- [What to do] The data must be written out once more, precisely as given.

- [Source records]
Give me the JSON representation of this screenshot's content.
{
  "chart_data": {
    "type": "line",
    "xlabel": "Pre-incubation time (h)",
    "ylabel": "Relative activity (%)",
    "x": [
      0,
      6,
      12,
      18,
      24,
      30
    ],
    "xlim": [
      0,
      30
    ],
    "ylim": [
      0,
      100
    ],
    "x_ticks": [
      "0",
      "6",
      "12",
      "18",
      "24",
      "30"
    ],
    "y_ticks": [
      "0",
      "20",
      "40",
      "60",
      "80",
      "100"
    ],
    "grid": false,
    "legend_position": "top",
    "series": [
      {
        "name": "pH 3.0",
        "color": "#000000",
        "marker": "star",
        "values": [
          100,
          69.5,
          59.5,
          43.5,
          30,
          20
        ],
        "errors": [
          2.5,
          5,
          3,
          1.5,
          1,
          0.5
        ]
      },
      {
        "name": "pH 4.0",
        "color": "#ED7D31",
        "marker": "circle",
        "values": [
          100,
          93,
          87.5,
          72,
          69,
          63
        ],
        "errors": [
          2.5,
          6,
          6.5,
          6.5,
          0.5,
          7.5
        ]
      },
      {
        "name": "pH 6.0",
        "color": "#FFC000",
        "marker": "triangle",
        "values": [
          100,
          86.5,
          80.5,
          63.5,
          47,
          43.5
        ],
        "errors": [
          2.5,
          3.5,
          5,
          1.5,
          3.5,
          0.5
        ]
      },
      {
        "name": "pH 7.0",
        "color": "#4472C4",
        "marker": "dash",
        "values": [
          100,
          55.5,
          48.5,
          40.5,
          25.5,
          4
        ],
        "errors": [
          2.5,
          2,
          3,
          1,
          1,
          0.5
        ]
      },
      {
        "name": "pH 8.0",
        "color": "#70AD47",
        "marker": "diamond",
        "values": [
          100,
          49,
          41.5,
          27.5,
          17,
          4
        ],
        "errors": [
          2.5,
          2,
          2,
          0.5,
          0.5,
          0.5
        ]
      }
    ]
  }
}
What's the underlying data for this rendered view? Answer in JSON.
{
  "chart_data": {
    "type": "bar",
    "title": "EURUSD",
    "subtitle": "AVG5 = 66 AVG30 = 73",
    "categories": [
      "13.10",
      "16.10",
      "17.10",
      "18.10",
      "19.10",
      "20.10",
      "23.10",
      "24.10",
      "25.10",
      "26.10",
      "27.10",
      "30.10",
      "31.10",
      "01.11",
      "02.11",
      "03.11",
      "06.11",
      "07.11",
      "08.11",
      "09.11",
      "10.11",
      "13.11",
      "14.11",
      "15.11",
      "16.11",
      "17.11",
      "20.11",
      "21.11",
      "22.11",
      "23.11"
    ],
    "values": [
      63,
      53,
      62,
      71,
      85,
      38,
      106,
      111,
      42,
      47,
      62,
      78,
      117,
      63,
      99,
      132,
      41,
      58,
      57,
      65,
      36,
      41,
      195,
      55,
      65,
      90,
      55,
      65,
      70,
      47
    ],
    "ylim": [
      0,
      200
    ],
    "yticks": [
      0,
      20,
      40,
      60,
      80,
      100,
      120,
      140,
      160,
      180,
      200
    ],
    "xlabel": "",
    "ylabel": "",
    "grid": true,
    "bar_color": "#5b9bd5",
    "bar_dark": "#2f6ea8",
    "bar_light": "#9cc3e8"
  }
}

- [Solution to this exercise]
Give me the JSON representation of this screenshot's content.
{
  "chart_data": {
    "type": "line",
    "xlabel": "Pre-incubation time (h)",
    "ylabel": "Relative activity (%)",
    "x": [
      0,
      6,
      12,
      18,
      24,
      30
    ],
    "xlim": [
      0,
      30
    ],
    "ylim": [
      0,
      100
    ],
    "x_ticks": [
      "0",
      "6",
      "12",
      "18",
      "24",
      "30"
    ],
    "y_ticks": [
      "0",
      "20",
      "40",
      "60",
      "80",
      "100"
    ],
    "grid": false,
    "legend_position": "top",
    "series": [
      {
        "name": "pH 3.0",
        "color": "#000000",
        "marker": "star",
        "values": [
          100,
          69.5,
          59.5,
          43.5,
          30,
          20
        ],
        "errors": [
          2.5,
          5,
          3,
          1.5,
          1,
          0.5
        ]
      },
      {
        "name": "pH 4.0",
        "color": "#ED7D31",
        "marker": "circle",
        "values": [
          100,
          93,
          87.5,
          72,
          69,
          63
        ],
        "errors": [
          2.5,
          6,
          6.5,
          6.5,
          0.5,
          7.5
        ]
      },
      {
        "name": "pH 6.0",
        "color": "#FFC000",
        "marker": "triangle",
        "values": [
          100,
          86.5,
          80.5,
          63.5,
          47,
          43.5
        ],
        "errors": [
          2.5,
          3.5,
          5,
          1.5,
          3.5,
          0.5
        ]
      },
      {
        "name": "pH 7.0",
        "color": "#4472C4",
        "marker": "dash",
        "values": [
          100,
          55.5,
          48.5,
          40.5,
          25.5,
          4
        ],
        "errors": [
          2.5,
          2,
          3,
          1,
          1,
          0.5
        ]
      },
      {
        "name": "pH 8.0",
        "color": "#70AD47",
        "marker": "diamond",
        "values": [
          100,
          49,
          41.5,
          27.5,
          17,
          4
        ],
        "errors": [
          2.5,
          2,
          2,
          0.5,
          0.5,
          0.5
        ]
      }
    ]
  }
}
What's the underlying data for this rendered view? Answer in JSON.
{
  "chart_data": {
    "type": "bar",
    "title": "EURUSD",
    "subtitle": "AVG5 = 66 AVG30 = 73",
    "categories": [
      "13.10",
      "16.10",
      "17.10",
      "18.10",
      "19.10",
      "20.10",
      "23.10",
      "24.10",
      "25.10",
      "26.10",
      "27.10",
      "30.10",
      "31.10",
      "01.11",
      "02.11",
      "03.11",
      "06.11",
      "07.11",
      "08.11",
      "09.11",
      "10.11",
      "13.11",
      "14.11",
      "15.11",
      "16.11",
      "17.11",
      "20.11",
      "21.11",
      "22.11",
      "23.11"
    ],
    "values": [
      63,
      53,
      62,
      71,
      85,
      38,
      106,
      111,
      42,
      47,
      62,
      78,
      117,
      63,
      99,
      132,
      41,
      58,
      57,
      65,
      36,
      41,
      195,
      55,
      65,
      90,
      55,
      65,
      70,
      47
    ],
    "ylim": [
      0,
      200
    ],
    "yticks": [
      0,
      20,
      40,
      60,
      80,
      100,
      120,
      140,
      160,
      180,
      200
    ],
    "xlabel": "",
    "ylabel": "",
    "grid": true,
    "bar_color": "#5b9bd5",
    "bar_dark": "#2f6ea8",
    "bar_light": "#9cc3e8"
  }
}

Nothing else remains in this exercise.